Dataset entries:
_ _ _

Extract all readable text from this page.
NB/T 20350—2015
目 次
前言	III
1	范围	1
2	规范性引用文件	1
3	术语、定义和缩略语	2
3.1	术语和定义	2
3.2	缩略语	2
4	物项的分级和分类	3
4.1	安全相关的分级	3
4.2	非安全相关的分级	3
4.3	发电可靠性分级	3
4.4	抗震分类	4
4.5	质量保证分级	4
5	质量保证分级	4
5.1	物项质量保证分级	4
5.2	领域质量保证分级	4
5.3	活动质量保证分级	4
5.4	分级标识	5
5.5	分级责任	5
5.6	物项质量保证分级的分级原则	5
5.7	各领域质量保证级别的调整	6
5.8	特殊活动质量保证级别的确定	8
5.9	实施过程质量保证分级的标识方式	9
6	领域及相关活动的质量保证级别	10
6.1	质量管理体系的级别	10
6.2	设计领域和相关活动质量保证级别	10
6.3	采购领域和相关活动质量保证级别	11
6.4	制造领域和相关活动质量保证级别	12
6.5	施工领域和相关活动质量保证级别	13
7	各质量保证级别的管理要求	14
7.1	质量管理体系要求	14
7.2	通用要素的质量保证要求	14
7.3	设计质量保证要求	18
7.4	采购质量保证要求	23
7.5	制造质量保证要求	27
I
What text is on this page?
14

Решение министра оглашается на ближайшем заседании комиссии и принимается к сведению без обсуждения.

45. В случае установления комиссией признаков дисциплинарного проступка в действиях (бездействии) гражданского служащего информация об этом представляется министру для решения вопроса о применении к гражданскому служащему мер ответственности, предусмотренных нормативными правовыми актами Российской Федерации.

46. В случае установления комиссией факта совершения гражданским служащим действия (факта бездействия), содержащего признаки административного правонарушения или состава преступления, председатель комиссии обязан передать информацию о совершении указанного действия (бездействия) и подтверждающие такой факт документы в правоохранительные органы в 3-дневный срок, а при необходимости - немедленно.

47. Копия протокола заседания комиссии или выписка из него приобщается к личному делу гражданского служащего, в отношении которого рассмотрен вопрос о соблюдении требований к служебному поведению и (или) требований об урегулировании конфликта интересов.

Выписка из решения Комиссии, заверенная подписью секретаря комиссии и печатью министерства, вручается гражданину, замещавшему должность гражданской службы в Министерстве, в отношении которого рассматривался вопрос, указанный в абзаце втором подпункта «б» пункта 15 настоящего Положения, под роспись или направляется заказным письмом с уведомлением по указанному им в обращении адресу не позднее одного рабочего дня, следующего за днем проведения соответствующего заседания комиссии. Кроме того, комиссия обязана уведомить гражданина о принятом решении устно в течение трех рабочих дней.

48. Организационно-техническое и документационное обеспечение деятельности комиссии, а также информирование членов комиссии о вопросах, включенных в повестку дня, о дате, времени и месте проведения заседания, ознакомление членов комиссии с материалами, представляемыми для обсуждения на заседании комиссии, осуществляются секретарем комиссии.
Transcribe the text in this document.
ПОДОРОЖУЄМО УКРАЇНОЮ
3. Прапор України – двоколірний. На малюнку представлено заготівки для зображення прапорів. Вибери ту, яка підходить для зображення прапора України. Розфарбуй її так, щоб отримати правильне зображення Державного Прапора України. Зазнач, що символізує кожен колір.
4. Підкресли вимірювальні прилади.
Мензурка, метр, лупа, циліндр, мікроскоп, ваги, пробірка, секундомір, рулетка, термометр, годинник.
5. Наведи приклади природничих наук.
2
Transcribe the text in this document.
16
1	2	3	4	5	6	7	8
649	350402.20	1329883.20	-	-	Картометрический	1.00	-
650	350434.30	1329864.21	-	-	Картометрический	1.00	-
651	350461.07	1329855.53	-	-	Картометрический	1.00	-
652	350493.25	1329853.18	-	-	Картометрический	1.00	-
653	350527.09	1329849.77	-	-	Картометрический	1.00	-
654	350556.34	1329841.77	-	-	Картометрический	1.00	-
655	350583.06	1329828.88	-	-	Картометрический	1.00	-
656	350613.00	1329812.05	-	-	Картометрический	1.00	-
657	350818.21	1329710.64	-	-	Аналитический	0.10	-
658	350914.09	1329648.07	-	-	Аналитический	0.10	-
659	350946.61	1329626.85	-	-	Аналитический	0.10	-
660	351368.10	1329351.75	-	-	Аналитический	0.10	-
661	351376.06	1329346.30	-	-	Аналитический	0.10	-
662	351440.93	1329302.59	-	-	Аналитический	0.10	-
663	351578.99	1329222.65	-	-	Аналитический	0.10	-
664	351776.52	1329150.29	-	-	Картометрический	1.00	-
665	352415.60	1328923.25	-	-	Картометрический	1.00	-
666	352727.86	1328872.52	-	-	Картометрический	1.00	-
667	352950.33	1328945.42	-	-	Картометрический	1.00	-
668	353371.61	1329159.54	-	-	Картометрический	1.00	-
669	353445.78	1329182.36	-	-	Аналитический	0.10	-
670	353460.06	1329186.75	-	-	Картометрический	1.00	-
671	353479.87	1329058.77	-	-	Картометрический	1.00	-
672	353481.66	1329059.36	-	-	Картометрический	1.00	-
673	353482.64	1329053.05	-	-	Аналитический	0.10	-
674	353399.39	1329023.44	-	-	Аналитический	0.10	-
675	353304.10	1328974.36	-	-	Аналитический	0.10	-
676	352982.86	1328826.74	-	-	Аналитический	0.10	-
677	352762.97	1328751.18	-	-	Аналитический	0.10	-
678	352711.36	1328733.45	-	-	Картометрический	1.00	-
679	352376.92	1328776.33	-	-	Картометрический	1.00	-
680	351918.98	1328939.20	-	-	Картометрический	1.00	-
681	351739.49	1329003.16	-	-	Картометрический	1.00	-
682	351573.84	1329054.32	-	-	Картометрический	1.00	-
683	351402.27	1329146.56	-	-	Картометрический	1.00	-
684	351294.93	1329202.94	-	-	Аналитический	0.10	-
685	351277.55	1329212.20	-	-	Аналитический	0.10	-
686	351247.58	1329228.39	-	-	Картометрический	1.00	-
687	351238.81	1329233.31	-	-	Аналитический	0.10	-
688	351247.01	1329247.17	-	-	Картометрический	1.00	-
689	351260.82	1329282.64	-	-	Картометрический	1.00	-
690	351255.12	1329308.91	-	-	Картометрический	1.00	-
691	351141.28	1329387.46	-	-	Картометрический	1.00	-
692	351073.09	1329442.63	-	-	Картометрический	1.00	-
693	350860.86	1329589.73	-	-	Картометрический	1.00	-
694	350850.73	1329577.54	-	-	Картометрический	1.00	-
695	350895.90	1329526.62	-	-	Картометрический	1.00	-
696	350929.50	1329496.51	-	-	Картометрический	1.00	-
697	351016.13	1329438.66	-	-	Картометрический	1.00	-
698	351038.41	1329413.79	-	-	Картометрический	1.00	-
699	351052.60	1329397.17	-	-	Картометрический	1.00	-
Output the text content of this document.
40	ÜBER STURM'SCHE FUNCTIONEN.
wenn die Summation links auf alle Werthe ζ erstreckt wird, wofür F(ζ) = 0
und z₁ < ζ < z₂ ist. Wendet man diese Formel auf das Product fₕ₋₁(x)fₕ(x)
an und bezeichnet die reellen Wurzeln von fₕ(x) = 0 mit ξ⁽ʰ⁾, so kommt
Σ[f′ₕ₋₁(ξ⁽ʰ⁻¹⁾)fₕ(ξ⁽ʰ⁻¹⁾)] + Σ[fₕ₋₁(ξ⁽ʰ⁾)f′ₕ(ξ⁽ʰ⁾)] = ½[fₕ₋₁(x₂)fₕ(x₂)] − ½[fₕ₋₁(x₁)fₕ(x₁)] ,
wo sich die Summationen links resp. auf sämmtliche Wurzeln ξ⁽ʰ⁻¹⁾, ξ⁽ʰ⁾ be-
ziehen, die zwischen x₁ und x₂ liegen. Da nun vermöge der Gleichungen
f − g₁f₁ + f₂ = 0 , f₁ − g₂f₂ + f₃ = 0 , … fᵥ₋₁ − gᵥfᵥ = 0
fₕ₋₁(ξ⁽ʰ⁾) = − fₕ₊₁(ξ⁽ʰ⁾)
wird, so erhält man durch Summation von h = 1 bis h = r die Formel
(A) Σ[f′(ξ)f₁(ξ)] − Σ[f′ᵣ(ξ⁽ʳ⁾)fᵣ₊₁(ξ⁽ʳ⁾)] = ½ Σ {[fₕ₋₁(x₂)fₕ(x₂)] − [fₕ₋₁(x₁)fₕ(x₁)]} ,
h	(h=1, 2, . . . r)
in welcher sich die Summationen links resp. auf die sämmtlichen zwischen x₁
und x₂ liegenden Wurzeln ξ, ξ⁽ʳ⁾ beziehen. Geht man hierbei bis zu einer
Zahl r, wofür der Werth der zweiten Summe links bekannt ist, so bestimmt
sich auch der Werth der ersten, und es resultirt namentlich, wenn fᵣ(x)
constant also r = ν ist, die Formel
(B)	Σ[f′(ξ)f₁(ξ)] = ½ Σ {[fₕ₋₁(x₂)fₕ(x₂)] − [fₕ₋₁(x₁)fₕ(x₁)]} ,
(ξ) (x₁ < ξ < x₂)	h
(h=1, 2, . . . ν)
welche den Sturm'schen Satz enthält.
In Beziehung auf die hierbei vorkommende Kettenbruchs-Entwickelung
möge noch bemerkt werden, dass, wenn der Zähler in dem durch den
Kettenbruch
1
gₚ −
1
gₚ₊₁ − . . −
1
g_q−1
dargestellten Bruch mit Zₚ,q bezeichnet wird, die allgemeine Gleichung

_ _ _

## Given exercise
Among the lines of the data, identify those with the word "text". Copy each of them.

## Full response
Extract all readable text from this page.
What text is on this page?
Transcribe the text in this document.
Transcribe the text in this document.
Output the text content of this document.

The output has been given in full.